Exactly reproduce the entries, dropping any pictures from your copy.

━━━━━━━━━━━━━━━━━━━━━━━━━━━━━━

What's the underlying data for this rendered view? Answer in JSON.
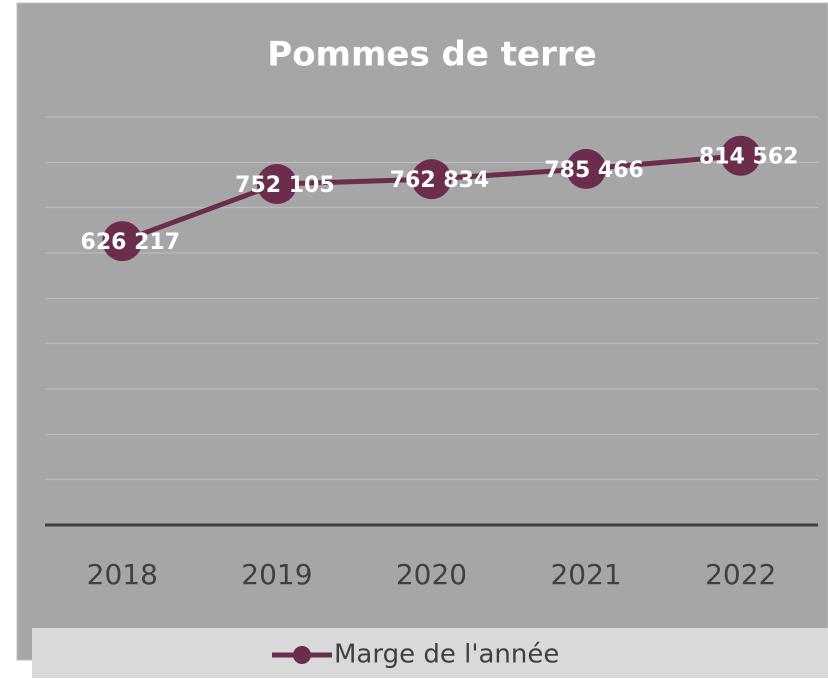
{
  "chart_data": {
    "type": "line",
    "title": "Pommes de terre",
    "categories": [
      "2018",
      "2019",
      "2020",
      "2021",
      "2022"
    ],
    "series": [
      {
        "name": "Marge de l'année",
        "color": "#6b2d4b",
        "values": [
          626217,
          752105,
          762834,
          785466,
          814562
        ],
        "value_labels": [
          "626 217",
          "752 105",
          "762 834",
          "785 466",
          "814 562"
        ]
      }
    ],
    "ylim": [
      0,
      900000
    ],
    "yticks": [
      0,
      100000,
      200000,
      300000,
      400000,
      500000,
      600000,
      700000,
      800000,
      900000
    ],
    "grid": true,
    "legend": "bottom"
  }
}
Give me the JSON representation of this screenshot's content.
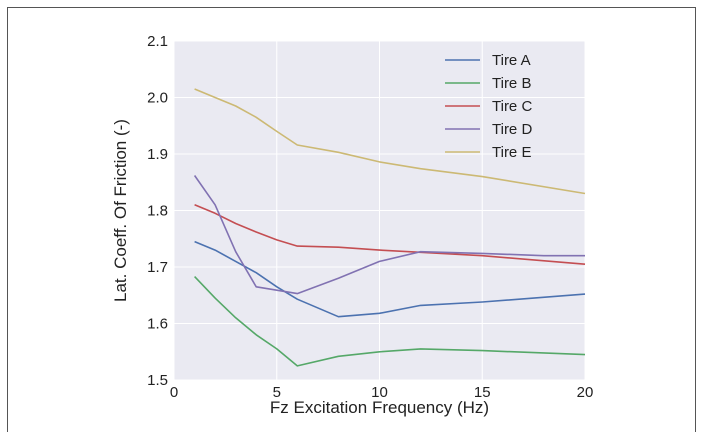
{
  "chart_data": {
    "type": "line",
    "title": "",
    "xlabel": "Fz Excitation Frequency (Hz)",
    "ylabel": "Lat. Coeff. Of Friction (-)",
    "xlim": [
      0,
      20
    ],
    "ylim": [
      1.5,
      2.1
    ],
    "xticks": [
      0,
      5,
      10,
      15,
      20
    ],
    "yticks": [
      1.5,
      1.6,
      1.7,
      1.8,
      1.9,
      2.0,
      2.1
    ],
    "xtick_labels": [
      "0",
      "5",
      "10",
      "15",
      "20"
    ],
    "ytick_labels": [
      "1.5",
      "1.6",
      "1.7",
      "1.8",
      "1.9",
      "2.0",
      "2.1"
    ],
    "grid": true,
    "legend_position": "top-right",
    "series": [
      {
        "name": "Tire A",
        "color": "#4c72b0",
        "x": [
          1,
          2,
          3,
          4,
          5,
          6,
          8,
          10,
          12,
          15,
          20
        ],
        "y": [
          1.745,
          1.73,
          1.71,
          1.69,
          1.665,
          1.643,
          1.612,
          1.618,
          1.632,
          1.638,
          1.652
        ]
      },
      {
        "name": "Tire B",
        "color": "#55a868",
        "x": [
          1,
          2,
          3,
          4,
          5,
          6,
          8,
          10,
          12,
          15,
          20
        ],
        "y": [
          1.683,
          1.645,
          1.61,
          1.58,
          1.555,
          1.525,
          1.542,
          1.55,
          1.555,
          1.552,
          1.545
        ]
      },
      {
        "name": "Tire C",
        "color": "#c44e52",
        "x": [
          1,
          2,
          3,
          4,
          5,
          6,
          8,
          10,
          12,
          15,
          20
        ],
        "y": [
          1.81,
          1.795,
          1.777,
          1.762,
          1.748,
          1.737,
          1.735,
          1.73,
          1.726,
          1.72,
          1.705
        ]
      },
      {
        "name": "Tire D",
        "color": "#8172b2",
        "x": [
          1,
          2,
          3,
          4,
          6,
          8,
          10,
          12,
          15,
          18,
          20
        ],
        "y": [
          1.862,
          1.81,
          1.727,
          1.665,
          1.653,
          1.68,
          1.71,
          1.727,
          1.724,
          1.72,
          1.72
        ]
      },
      {
        "name": "Tire E",
        "color": "#ccb974",
        "x": [
          1,
          2,
          3,
          4,
          5,
          6,
          8,
          10,
          12,
          15,
          20
        ],
        "y": [
          2.015,
          2.0,
          1.985,
          1.965,
          1.94,
          1.916,
          1.903,
          1.886,
          1.874,
          1.86,
          1.83
        ]
      }
    ]
  }
}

━━━━━━━━━━━━━━━━━━━━━━━━━━━━━━

SOLVED PROBLEM:
What's the underlying data for this rendered view? Answer in JSON.
{
  "chart_data": {
    "type": "line",
    "title": "Pommes de terre",
    "categories": [
      "2018",
      "2019",
      "2020",
      "2021",
      "2022"
    ],
    "series": [
      {
        "name": "Marge de l'année",
        "color": "#6b2d4b",
        "values": [
          626217,
          752105,
          762834,
          785466,
          814562
        ],
        "value_labels": [
          "626 217",
          "752 105",
          "762 834",
          "785 466",
          "814 562"
        ]
      }
    ],
    "ylim": [
      0,
      900000
    ],
    "yticks": [
      0,
      100000,
      200000,
      300000,
      400000,
      500000,
      600000,
      700000,
      800000,
      900000
    ],
    "grid": true,
    "legend": "bottom"
  }
}
Give me the JSON representation of this screenshot's content.
{
  "chart_data": {
    "type": "line",
    "title": "",
    "xlabel": "Fz Excitation Frequency (Hz)",
    "ylabel": "Lat. Coeff. Of Friction (-)",
    "xlim": [
      0,
      20
    ],
    "ylim": [
      1.5,
      2.1
    ],
    "xticks": [
      0,
      5,
      10,
      15,
      20
    ],
    "yticks": [
      1.5,
      1.6,
      1.7,
      1.8,
      1.9,
      2.0,
      2.1
    ],
    "xtick_labels": [
      "0",
      "5",
      "10",
      "15",
      "20"
    ],
    "ytick_labels": [
      "1.5",
      "1.6",
      "1.7",
      "1.8",
      "1.9",
      "2.0",
      "2.1"
    ],
    "grid": true,
    "legend_position": "top-right",
    "series": [
      {
        "name": "Tire A",
        "color": "#4c72b0",
        "x": [
          1,
          2,
          3,
          4,
          5,
          6,
          8,
          10,
          12,
          15,
          20
        ],
        "y": [
          1.745,
          1.73,
          1.71,
          1.69,
          1.665,
          1.643,
          1.612,
          1.618,
          1.632,
          1.638,
          1.652
        ]
      },
      {
        "name": "Tire B",
        "color": "#55a868",
        "x": [
          1,
          2,
          3,
          4,
          5,
          6,
          8,
          10,
          12,
          15,
          20
        ],
        "y": [
          1.683,
          1.645,
          1.61,
          1.58,
          1.555,
          1.525,
          1.542,
          1.55,
          1.555,
          1.552,
          1.545
        ]
      },
      {
        "name": "Tire C",
        "color": "#c44e52",
        "x": [
          1,
          2,
          3,
          4,
          5,
          6,
          8,
          10,
          12,
          15,
          20
        ],
        "y": [
          1.81,
          1.795,
          1.777,
          1.762,
          1.748,
          1.737,
          1.735,
          1.73,
          1.726,
          1.72,
          1.705
        ]
      },
      {
        "name": "Tire D",
        "color": "#8172b2",
        "x": [
          1,
          2,
          3,
          4,
          6,
          8,
          10,
          12,
          15,
          18,
          20
        ],
        "y": [
          1.862,
          1.81,
          1.727,
          1.665,
          1.653,
          1.68,
          1.71,
          1.727,
          1.724,
          1.72,
          1.72
        ]
      },
      {
        "name": "Tire E",
        "color": "#ccb974",
        "x": [
          1,
          2,
          3,
          4,
          5,
          6,
          8,
          10,
          12,
          15,
          20
        ],
        "y": [
          2.015,
          2.0,
          1.985,
          1.965,
          1.94,
          1.916,
          1.903,
          1.886,
          1.874,
          1.86,
          1.83
        ]
      }
    ]
  }
}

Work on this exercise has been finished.